## Given request
Each line that follows is to be retyped exactly.

## Data for this task
[Begin]
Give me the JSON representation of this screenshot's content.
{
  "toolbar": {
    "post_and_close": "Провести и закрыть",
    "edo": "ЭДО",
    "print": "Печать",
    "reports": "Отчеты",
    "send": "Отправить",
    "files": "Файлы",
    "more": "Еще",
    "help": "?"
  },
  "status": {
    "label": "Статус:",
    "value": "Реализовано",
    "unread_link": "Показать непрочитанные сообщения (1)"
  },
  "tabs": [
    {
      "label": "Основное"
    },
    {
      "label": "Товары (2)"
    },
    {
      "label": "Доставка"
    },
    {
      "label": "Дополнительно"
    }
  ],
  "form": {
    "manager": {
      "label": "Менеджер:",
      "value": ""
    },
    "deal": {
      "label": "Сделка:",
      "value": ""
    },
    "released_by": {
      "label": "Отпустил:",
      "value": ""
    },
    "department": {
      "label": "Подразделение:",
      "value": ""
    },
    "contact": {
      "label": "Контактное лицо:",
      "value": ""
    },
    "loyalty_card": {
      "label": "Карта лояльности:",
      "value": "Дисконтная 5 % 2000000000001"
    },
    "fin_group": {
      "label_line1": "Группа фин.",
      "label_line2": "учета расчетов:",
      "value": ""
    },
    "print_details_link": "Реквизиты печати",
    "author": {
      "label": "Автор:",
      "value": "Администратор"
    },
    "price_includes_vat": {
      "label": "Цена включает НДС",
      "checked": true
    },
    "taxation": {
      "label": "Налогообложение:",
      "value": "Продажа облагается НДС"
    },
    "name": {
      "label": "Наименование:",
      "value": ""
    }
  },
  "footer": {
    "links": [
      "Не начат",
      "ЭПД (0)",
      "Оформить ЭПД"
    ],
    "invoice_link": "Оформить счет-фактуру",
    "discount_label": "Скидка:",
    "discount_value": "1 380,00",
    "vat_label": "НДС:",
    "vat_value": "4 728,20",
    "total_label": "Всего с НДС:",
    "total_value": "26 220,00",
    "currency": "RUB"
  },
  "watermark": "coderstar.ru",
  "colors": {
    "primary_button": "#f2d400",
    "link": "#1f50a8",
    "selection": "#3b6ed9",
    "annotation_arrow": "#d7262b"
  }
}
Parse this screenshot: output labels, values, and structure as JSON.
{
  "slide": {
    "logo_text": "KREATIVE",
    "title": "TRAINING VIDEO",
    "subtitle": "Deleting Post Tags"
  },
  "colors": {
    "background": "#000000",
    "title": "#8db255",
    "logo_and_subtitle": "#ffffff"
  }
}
[End]
## Task response
Give me the JSON representation of this screenshot's content.
{
  "toolbar": {
    "post_and_close": "Провести и закрыть",
    "edo": "ЭДО",
    "print": "Печать",
    "reports": "Отчеты",
    "send": "Отправить",
    "files": "Файлы",
    "more": "Еще",
    "help": "?"
  },
  "status": {
    "label": "Статус:",
    "value": "Реализовано",
    "unread_link": "Показать непрочитанные сообщения (1)"
  },
  "tabs": [
    {
      "label": "Основное"
    },
    {
      "label": "Товары (2)"
    },
    {
      "label": "Доставка"
    },
    {
      "label": "Дополнительно"
    }
  ],
  "form": {
    "manager": {
      "label": "Менеджер:",
      "value": ""
    },
    "deal": {
      "label": "Сделка:",
      "value": ""
    },
    "released_by": {
      "label": "Отпустил:",
      "value": ""
    },
    "department": {
      "label": "Подразделение:",
      "value": ""
    },
    "contact": {
      "label": "Контактное лицо:",
      "value": ""
    },
    "loyalty_card": {
      "label": "Карта лояльности:",
      "value": "Дисконтная 5 % 2000000000001"
    },
    "fin_group": {
      "label_line1": "Группа фин.",
      "label_line2": "учета расчетов:",
      "value": ""
    },
    "print_details_link": "Реквизиты печати",
    "author": {
      "label": "Автор:",
      "value": "Администратор"
    },
    "price_includes_vat": {
      "label": "Цена включает НДС",
      "checked": true
    },
    "taxation": {
      "label": "Налогообложение:",
      "value": "Продажа облагается НДС"
    },
    "name": {
      "label": "Наименование:",
      "value": ""
    }
  },
  "footer": {
    "links": [
      "Не начат",
      "ЭПД (0)",
      "Оформить ЭПД"
    ],
    "invoice_link": "Оформить счет-фактуру",
    "discount_label": "Скидка:",
    "discount_value": "1 380,00",
    "vat_label": "НДС:",
    "vat_value": "4 728,20",
    "total_label": "Всего с НДС:",
    "total_value": "26 220,00",
    "currency": "RUB"
  },
  "watermark": "coderstar.ru",
  "colors": {
    "primary_button": "#f2d400",
    "link": "#1f50a8",
    "selection": "#3b6ed9",
    "annotation_arrow": "#d7262b"
  }
}
Parse this screenshot: output labels, values, and structure as JSON.
{
  "slide": {
    "logo_text": "KREATIVE",
    "title": "TRAINING VIDEO",
    "subtitle": "Deleting Post Tags"
  },
  "colors": {
    "background": "#000000",
    "title": "#8db255",
    "logo_and_subtitle": "#ffffff"
  }
}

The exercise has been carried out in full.